_Stated exercise_: Copy everything in the listing below word for word, apart from any images.

_Extracted entries_:
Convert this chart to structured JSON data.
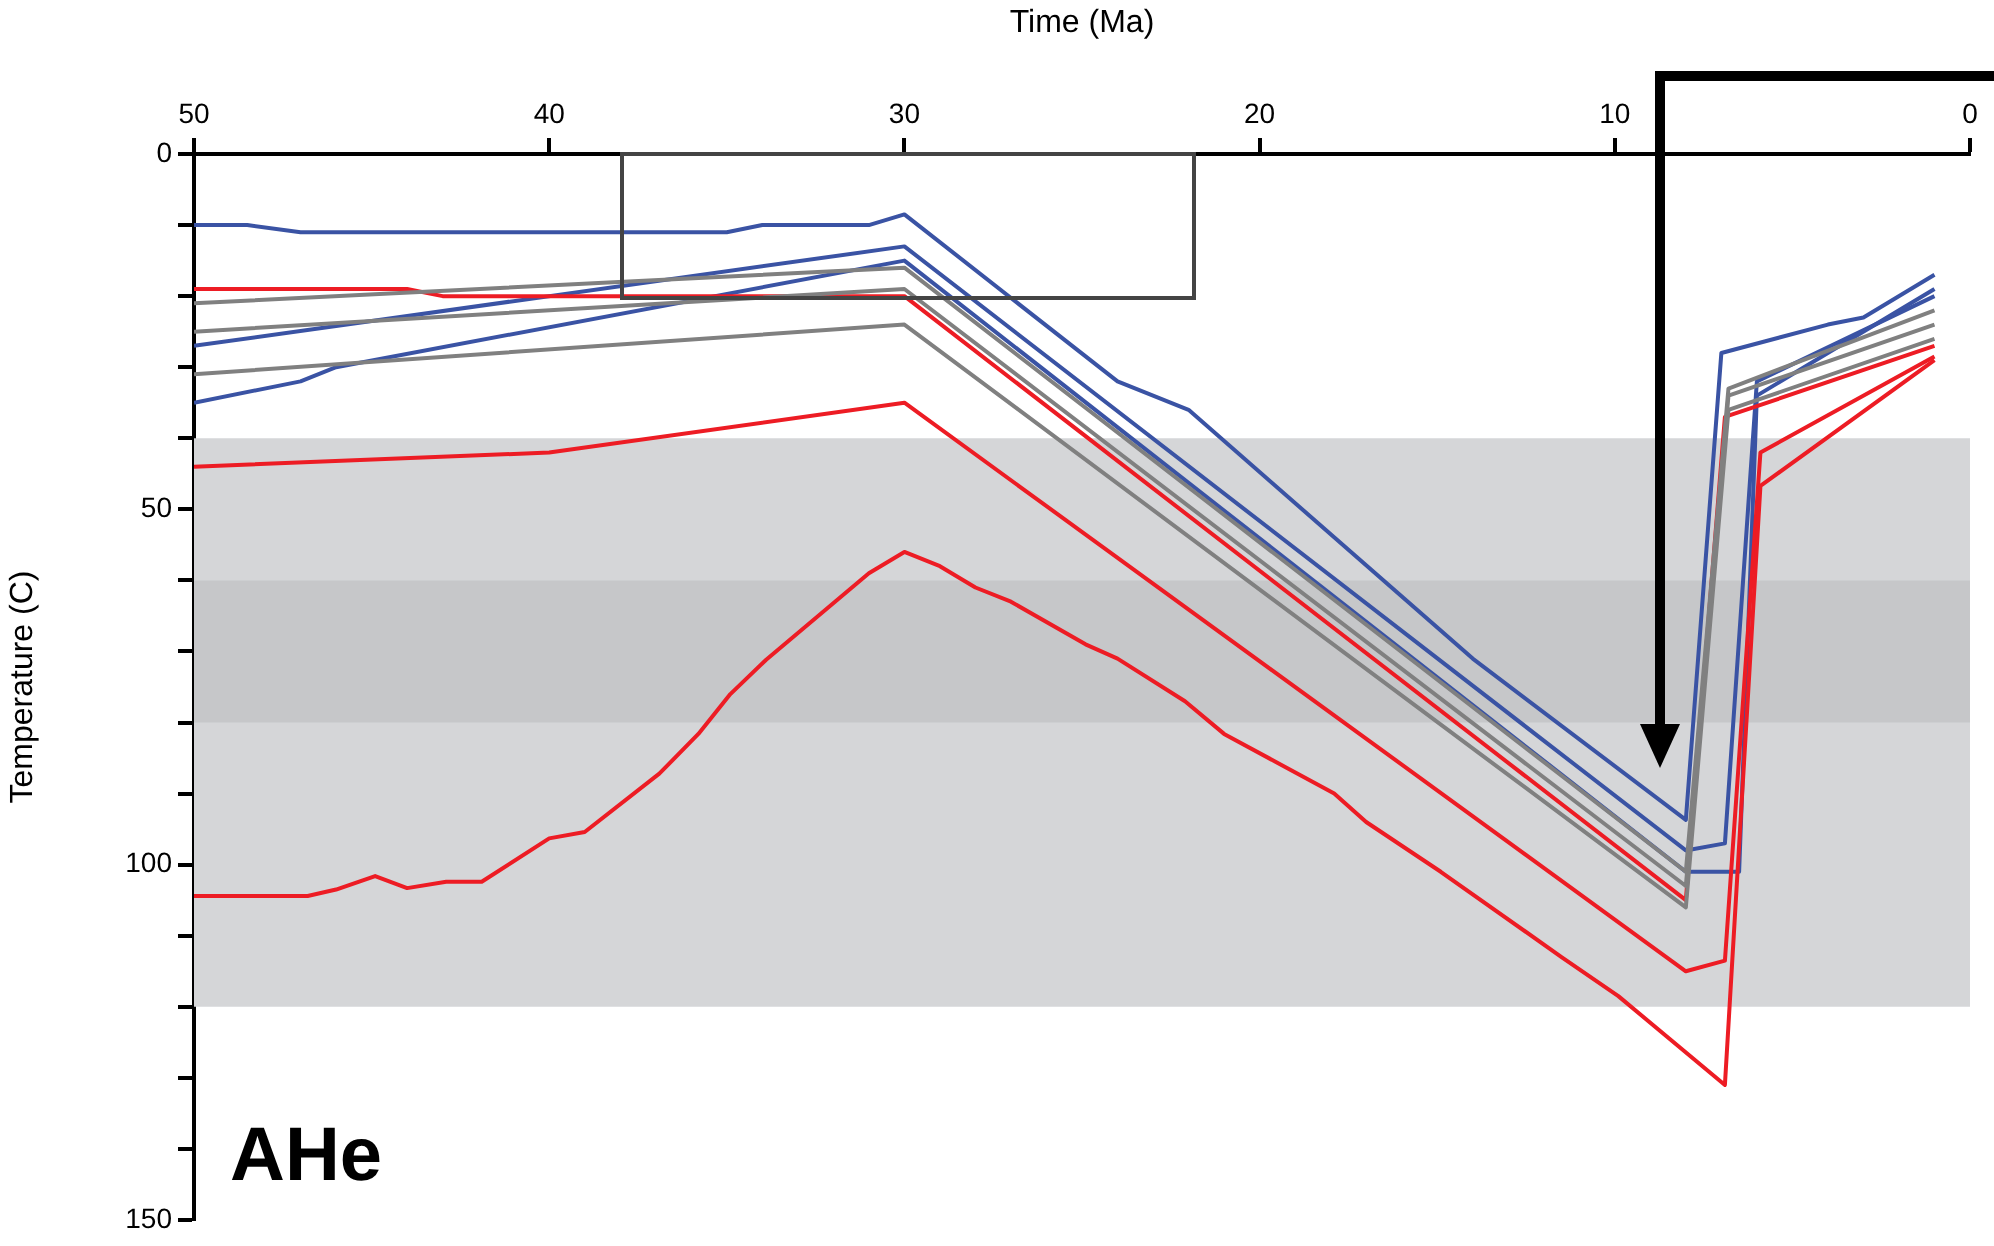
{
  "chart_data": {
    "type": "line",
    "xlabel": "Time (Ma)",
    "ylabel": "Temperature (C)",
    "xlim": [
      50,
      0
    ],
    "xticks": [
      50,
      40,
      30,
      20,
      10,
      0
    ],
    "ylim": [
      150,
      0
    ],
    "yticks": [
      0,
      {
        "value": 10,
        "label": null
      },
      {
        "value": 20,
        "label": null
      },
      {
        "value": 30,
        "label": null
      },
      {
        "value": 40,
        "label": null
      },
      50,
      {
        "value": 60,
        "label": null
      },
      {
        "value": 70,
        "label": null
      },
      {
        "value": 80,
        "label": null
      },
      {
        "value": 90,
        "label": null
      },
      100,
      {
        "value": 110,
        "label": null
      },
      {
        "value": 120,
        "label": null
      },
      {
        "value": 130,
        "label": null
      },
      {
        "value": 140,
        "label": null
      },
      150
    ],
    "grid": false,
    "legend": false,
    "marker": "none",
    "line_style": "solid",
    "bands": [
      {
        "axis": "y",
        "from": 40,
        "to": 120,
        "color": "#d5d6d8"
      },
      {
        "axis": "y",
        "from": 60,
        "to": 80,
        "color": "#c6c7c9"
      }
    ],
    "annotations": [
      "AHe"
    ],
    "series": [
      {
        "color": "#808080",
        "x": [
          50,
          30,
          8,
          6.8,
          1
        ],
        "values": [
          21,
          16,
          101,
          33,
          22
        ]
      },
      {
        "color": "#808080",
        "x": [
          50,
          30,
          8,
          6.8,
          1
        ],
        "values": [
          25,
          19,
          103,
          34,
          24
        ]
      },
      {
        "color": "#808080",
        "x": [
          50,
          30,
          8,
          6.8,
          1
        ],
        "values": [
          31,
          24,
          106,
          36,
          26
        ]
      },
      {
        "color": "#ed1c24",
        "x": [
          50,
          44,
          43,
          30,
          8,
          6.9,
          1
        ],
        "values": [
          19,
          19,
          20,
          20,
          105,
          37,
          27
        ]
      },
      {
        "color": "#ed1c24",
        "x": [
          50,
          46.8,
          46,
          44.9,
          44,
          42.9,
          41.9,
          40,
          39,
          36.9,
          35.8,
          34.9,
          33.9,
          31,
          30,
          29,
          28,
          27,
          24.9,
          24,
          22.1,
          21,
          17.9,
          17,
          14.9,
          11.5,
          9.9,
          6.9,
          5.9,
          1
        ],
        "values": [
          104.4,
          104.4,
          103.5,
          101.6,
          103.3,
          102.4,
          102.4,
          96.3,
          95.4,
          87.2,
          81.6,
          76,
          71.2,
          59,
          56,
          58,
          61,
          63,
          69,
          71,
          77,
          81.6,
          90,
          94,
          101,
          113,
          118.5,
          131,
          46.7,
          29
        ]
      },
      {
        "color": "#ed1c24",
        "x": [
          50,
          40,
          30,
          8,
          6.9,
          5.9,
          1
        ],
        "values": [
          44,
          42,
          35,
          115,
          113.5,
          42,
          28.5
        ]
      },
      {
        "color": "#3a53a4",
        "x": [
          50,
          48.5,
          47,
          35,
          34,
          31,
          30,
          24,
          22,
          14,
          8,
          7,
          4,
          3,
          1
        ],
        "values": [
          10,
          10,
          11,
          11,
          10,
          10,
          8.5,
          32,
          36,
          71,
          93.7,
          28,
          24,
          23,
          17
        ]
      },
      {
        "color": "#3a53a4",
        "x": [
          50,
          47,
          46,
          30,
          8,
          6.5,
          6,
          1
        ],
        "values": [
          35,
          32,
          30,
          15,
          101,
          101,
          34,
          19
        ]
      },
      {
        "color": "#3a53a4",
        "x": [
          50,
          30,
          8,
          6.9,
          6,
          1
        ],
        "values": [
          27,
          13,
          98,
          97,
          32,
          20
        ]
      }
    ]
  }
}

_Correct response_:
Convert this chart to structured JSON data.
{
  "chart_data": {
    "type": "line",
    "xlabel": "Time (Ma)",
    "ylabel": "Temperature (C)",
    "xlim": [
      50,
      0
    ],
    "xticks": [
      50,
      40,
      30,
      20,
      10,
      0
    ],
    "ylim": [
      150,
      0
    ],
    "yticks": [
      0,
      {
        "value": 10,
        "label": null
      },
      {
        "value": 20,
        "label": null
      },
      {
        "value": 30,
        "label": null
      },
      {
        "value": 40,
        "label": null
      },
      50,
      {
        "value": 60,
        "label": null
      },
      {
        "value": 70,
        "label": null
      },
      {
        "value": 80,
        "label": null
      },
      {
        "value": 90,
        "label": null
      },
      100,
      {
        "value": 110,
        "label": null
      },
      {
        "value": 120,
        "label": null
      },
      {
        "value": 130,
        "label": null
      },
      {
        "value": 140,
        "label": null
      },
      150
    ],
    "grid": false,
    "legend": false,
    "marker": "none",
    "line_style": "solid",
    "bands": [
      {
        "axis": "y",
        "from": 40,
        "to": 120,
        "color": "#d5d6d8"
      },
      {
        "axis": "y",
        "from": 60,
        "to": 80,
        "color": "#c6c7c9"
      }
    ],
    "annotations": [
      "AHe"
    ],
    "series": [
      {
        "color": "#808080",
        "x": [
          50,
          30,
          8,
          6.8,
          1
        ],
        "values": [
          21,
          16,
          101,
          33,
          22
        ]
      },
      {
        "color": "#808080",
        "x": [
          50,
          30,
          8,
          6.8,
          1
        ],
        "values": [
          25,
          19,
          103,
          34,
          24
        ]
      },
      {
        "color": "#808080",
        "x": [
          50,
          30,
          8,
          6.8,
          1
        ],
        "values": [
          31,
          24,
          106,
          36,
          26
        ]
      },
      {
        "color": "#ed1c24",
        "x": [
          50,
          44,
          43,
          30,
          8,
          6.9,
          1
        ],
        "values": [
          19,
          19,
          20,
          20,
          105,
          37,
          27
        ]
      },
      {
        "color": "#ed1c24",
        "x": [
          50,
          46.8,
          46,
          44.9,
          44,
          42.9,
          41.9,
          40,
          39,
          36.9,
          35.8,
          34.9,
          33.9,
          31,
          30,
          29,
          28,
          27,
          24.9,
          24,
          22.1,
          21,
          17.9,
          17,
          14.9,
          11.5,
          9.9,
          6.9,
          5.9,
          1
        ],
        "values": [
          104.4,
          104.4,
          103.5,
          101.6,
          103.3,
          102.4,
          102.4,
          96.3,
          95.4,
          87.2,
          81.6,
          76,
          71.2,
          59,
          56,
          58,
          61,
          63,
          69,
          71,
          77,
          81.6,
          90,
          94,
          101,
          113,
          118.5,
          131,
          46.7,
          29
        ]
      },
      {
        "color": "#ed1c24",
        "x": [
          50,
          40,
          30,
          8,
          6.9,
          5.9,
          1
        ],
        "values": [
          44,
          42,
          35,
          115,
          113.5,
          42,
          28.5
        ]
      },
      {
        "color": "#3a53a4",
        "x": [
          50,
          48.5,
          47,
          35,
          34,
          31,
          30,
          24,
          22,
          14,
          8,
          7,
          4,
          3,
          1
        ],
        "values": [
          10,
          10,
          11,
          11,
          10,
          10,
          8.5,
          32,
          36,
          71,
          93.7,
          28,
          24,
          23,
          17
        ]
      },
      {
        "color": "#3a53a4",
        "x": [
          50,
          47,
          46,
          30,
          8,
          6.5,
          6,
          1
        ],
        "values": [
          35,
          32,
          30,
          15,
          101,
          101,
          34,
          19
        ]
      },
      {
        "color": "#3a53a4",
        "x": [
          50,
          30,
          8,
          6.9,
          6,
          1
        ],
        "values": [
          27,
          13,
          98,
          97,
          32,
          20
        ]
      }
    ]
  }
}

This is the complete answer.